**WHAT IS REQUIRED:**
Using the material below, work out how many lines contain the word "labels". Reply with the number and nothing more.
──────── RECORDS FOR THE EXERCISE
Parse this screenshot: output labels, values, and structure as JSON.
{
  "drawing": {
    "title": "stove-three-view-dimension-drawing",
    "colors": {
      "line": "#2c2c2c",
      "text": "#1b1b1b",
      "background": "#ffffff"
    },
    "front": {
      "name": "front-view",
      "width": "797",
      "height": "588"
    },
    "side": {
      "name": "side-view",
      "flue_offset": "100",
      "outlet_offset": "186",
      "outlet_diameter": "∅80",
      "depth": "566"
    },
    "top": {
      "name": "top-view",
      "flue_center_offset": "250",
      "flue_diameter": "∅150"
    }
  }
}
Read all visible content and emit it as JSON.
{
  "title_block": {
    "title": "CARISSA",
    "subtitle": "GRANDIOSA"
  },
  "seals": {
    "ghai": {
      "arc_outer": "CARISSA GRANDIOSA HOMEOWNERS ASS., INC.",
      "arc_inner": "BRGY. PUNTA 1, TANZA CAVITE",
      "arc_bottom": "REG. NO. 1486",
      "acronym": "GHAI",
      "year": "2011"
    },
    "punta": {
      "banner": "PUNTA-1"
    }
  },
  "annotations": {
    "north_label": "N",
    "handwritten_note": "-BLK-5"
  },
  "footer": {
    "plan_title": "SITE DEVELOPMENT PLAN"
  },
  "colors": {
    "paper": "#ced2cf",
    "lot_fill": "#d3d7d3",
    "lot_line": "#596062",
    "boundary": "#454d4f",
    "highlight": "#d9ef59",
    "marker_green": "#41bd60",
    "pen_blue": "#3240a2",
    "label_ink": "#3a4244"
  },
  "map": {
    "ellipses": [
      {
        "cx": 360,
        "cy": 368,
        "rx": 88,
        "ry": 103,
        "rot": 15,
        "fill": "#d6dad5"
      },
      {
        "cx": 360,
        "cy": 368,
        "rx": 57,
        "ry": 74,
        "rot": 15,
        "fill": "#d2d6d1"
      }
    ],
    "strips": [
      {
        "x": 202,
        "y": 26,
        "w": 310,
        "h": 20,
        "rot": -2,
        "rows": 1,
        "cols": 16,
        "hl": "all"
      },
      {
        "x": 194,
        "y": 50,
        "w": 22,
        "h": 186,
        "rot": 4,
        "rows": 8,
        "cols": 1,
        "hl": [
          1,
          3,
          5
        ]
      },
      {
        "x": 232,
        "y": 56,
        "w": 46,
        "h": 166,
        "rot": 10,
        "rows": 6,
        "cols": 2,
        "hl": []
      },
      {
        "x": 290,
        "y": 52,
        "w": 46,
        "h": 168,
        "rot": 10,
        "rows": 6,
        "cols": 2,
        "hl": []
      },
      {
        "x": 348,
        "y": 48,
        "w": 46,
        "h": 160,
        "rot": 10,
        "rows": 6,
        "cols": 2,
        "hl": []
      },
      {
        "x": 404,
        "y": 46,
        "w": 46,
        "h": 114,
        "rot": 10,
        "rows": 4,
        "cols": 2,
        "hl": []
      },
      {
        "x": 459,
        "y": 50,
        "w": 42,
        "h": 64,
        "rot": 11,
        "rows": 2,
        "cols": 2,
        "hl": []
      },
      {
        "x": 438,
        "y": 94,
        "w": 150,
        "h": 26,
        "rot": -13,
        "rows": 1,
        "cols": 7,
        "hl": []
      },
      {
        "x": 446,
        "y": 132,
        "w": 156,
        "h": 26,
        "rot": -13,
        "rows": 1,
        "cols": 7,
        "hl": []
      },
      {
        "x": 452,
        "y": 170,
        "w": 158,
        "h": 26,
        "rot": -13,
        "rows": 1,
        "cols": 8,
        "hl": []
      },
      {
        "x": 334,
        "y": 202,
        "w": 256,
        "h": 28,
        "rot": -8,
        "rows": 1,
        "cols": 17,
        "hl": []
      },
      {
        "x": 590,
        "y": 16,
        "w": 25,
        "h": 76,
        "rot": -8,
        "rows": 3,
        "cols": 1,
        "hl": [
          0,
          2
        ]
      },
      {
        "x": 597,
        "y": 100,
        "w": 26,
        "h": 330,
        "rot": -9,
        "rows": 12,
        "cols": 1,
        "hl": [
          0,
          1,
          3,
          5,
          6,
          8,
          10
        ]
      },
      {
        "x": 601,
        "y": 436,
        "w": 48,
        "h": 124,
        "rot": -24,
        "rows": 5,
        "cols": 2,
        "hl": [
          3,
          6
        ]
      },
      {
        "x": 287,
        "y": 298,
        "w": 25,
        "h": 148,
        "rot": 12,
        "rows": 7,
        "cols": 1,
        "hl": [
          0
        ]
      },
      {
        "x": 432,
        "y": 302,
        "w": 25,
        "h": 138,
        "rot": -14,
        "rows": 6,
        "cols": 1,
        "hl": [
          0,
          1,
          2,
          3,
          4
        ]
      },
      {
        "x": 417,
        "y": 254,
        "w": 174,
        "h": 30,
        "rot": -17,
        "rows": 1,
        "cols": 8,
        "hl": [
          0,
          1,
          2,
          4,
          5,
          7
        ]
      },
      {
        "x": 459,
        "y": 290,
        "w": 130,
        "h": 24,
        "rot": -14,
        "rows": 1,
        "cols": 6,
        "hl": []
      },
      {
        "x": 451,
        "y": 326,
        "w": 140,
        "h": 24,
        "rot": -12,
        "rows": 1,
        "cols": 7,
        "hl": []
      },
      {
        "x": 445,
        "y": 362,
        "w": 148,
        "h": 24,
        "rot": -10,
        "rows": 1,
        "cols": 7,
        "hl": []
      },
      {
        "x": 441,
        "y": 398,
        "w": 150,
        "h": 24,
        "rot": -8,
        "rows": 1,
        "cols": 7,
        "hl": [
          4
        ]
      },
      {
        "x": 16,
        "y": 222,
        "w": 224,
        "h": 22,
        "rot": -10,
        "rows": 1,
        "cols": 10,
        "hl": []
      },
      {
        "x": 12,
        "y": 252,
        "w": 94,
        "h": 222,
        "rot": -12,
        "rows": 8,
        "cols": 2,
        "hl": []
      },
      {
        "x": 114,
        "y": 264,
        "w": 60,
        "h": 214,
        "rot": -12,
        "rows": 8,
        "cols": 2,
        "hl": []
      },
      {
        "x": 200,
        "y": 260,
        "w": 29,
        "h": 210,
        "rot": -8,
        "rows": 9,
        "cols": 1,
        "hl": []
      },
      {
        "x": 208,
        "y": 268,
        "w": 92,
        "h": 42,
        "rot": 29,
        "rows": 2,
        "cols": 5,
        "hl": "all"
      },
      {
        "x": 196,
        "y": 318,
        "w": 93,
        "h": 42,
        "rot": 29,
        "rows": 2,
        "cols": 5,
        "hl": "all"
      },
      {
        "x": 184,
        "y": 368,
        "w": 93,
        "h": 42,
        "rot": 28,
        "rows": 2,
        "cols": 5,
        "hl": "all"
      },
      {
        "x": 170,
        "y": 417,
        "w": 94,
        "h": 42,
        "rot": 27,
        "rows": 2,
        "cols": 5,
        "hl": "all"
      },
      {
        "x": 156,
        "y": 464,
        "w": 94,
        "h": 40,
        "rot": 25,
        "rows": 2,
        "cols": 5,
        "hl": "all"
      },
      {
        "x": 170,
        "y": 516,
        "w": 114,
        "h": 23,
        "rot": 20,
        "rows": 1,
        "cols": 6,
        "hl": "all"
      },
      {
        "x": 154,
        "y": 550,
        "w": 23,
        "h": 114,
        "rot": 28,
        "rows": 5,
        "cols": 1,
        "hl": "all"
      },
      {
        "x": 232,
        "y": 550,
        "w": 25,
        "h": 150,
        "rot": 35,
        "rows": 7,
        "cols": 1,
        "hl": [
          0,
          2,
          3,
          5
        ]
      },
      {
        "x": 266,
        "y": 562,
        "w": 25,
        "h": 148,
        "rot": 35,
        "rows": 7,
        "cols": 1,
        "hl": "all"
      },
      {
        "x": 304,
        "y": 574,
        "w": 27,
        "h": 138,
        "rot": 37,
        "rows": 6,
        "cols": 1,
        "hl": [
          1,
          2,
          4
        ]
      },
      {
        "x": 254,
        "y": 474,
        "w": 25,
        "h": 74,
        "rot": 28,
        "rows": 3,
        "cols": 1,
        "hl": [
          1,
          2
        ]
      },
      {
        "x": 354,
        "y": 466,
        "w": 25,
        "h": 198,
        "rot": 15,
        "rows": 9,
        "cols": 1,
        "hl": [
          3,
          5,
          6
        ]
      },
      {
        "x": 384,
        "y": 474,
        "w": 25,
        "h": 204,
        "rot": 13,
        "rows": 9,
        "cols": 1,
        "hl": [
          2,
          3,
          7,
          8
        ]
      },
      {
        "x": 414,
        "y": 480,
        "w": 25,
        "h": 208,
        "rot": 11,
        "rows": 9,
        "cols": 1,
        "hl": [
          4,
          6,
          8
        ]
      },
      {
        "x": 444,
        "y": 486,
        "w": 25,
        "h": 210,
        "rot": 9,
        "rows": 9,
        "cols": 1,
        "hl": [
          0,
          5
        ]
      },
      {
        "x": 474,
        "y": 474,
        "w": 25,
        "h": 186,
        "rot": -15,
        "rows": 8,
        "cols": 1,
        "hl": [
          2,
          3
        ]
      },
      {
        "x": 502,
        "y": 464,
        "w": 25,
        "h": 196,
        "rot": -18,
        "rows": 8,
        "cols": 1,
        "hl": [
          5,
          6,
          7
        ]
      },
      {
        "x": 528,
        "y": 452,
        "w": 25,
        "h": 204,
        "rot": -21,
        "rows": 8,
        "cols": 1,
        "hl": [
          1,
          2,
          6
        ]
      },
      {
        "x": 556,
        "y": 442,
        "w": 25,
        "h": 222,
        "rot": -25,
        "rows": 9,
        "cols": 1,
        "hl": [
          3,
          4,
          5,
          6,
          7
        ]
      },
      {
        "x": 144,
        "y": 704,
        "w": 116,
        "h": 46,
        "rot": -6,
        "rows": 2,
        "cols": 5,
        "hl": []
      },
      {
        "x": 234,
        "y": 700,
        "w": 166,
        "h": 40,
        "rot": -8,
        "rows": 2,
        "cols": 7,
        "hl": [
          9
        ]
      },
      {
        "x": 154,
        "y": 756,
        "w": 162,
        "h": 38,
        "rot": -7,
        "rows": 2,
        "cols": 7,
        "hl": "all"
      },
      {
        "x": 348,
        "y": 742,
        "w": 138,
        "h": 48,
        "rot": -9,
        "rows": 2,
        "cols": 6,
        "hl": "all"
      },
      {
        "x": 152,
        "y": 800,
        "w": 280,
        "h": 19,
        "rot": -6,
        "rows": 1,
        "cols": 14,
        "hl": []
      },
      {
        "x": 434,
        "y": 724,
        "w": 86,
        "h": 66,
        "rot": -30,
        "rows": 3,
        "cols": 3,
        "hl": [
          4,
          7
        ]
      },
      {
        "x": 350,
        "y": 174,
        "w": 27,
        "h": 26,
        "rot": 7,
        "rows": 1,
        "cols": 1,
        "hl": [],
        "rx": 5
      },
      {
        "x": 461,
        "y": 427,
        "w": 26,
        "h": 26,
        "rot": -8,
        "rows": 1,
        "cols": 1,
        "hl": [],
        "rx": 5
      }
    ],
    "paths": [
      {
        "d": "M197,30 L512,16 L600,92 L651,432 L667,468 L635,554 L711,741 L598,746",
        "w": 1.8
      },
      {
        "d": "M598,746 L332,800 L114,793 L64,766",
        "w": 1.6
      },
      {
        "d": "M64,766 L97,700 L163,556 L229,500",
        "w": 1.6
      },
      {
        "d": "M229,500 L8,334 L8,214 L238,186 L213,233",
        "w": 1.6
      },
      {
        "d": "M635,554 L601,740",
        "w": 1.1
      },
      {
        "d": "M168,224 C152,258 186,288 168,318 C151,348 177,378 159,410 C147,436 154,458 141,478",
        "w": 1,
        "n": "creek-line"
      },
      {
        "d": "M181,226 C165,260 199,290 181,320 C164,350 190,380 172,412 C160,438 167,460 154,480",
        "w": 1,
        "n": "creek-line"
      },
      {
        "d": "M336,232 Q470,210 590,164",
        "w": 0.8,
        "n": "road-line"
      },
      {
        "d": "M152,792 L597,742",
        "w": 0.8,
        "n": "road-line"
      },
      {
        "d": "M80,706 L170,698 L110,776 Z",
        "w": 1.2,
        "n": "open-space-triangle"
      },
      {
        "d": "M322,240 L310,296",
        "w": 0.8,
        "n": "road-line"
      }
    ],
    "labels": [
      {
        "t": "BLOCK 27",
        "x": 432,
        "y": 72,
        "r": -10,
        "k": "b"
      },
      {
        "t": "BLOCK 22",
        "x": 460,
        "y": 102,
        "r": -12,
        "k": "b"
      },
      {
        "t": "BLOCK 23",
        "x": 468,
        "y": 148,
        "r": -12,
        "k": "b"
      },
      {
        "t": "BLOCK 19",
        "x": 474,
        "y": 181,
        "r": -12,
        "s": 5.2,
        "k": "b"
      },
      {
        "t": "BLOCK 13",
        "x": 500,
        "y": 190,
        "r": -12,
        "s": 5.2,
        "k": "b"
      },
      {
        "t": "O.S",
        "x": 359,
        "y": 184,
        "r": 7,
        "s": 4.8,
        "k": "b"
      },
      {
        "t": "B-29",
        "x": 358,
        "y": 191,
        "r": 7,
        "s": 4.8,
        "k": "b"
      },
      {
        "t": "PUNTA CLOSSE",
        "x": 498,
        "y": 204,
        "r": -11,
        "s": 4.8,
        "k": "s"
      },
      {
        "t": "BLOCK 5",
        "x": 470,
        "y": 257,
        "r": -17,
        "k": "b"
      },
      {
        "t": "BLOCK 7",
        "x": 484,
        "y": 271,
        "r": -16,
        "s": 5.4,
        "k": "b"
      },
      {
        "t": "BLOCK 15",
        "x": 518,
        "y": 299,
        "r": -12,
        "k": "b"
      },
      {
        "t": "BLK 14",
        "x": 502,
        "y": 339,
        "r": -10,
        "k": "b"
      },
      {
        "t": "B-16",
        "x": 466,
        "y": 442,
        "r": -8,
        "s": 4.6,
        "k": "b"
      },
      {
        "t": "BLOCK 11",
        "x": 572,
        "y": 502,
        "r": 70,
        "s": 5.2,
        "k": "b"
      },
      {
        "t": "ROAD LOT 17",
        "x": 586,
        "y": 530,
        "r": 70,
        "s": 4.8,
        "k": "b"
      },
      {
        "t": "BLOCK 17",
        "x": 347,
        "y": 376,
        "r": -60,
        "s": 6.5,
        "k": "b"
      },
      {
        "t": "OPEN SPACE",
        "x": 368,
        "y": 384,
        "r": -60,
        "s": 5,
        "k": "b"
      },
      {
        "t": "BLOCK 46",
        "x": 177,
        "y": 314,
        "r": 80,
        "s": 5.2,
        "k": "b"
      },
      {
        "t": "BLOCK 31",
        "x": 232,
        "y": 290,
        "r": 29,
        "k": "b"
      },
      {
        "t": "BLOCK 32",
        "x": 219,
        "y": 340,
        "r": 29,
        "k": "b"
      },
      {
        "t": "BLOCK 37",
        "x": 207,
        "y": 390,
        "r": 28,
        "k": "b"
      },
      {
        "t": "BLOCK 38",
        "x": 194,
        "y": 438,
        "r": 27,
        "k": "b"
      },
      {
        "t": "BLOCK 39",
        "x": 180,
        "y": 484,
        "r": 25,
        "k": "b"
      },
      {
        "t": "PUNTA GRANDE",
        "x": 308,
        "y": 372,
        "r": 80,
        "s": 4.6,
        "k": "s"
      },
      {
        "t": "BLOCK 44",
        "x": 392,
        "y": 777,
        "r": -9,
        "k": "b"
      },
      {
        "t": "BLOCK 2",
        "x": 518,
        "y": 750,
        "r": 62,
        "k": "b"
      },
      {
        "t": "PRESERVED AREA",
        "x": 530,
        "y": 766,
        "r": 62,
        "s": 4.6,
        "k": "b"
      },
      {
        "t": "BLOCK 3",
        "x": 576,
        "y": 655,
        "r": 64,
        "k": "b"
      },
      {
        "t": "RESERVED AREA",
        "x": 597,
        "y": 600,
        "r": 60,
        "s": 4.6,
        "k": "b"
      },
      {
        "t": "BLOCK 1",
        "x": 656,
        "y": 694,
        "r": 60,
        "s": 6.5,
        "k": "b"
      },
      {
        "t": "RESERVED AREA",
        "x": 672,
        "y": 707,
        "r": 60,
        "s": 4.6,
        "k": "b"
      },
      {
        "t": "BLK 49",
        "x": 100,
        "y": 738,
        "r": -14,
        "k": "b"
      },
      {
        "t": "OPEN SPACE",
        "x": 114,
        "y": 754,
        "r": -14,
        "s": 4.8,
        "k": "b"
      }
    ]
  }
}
────────────────
**WRITTEN ANSWER:**
2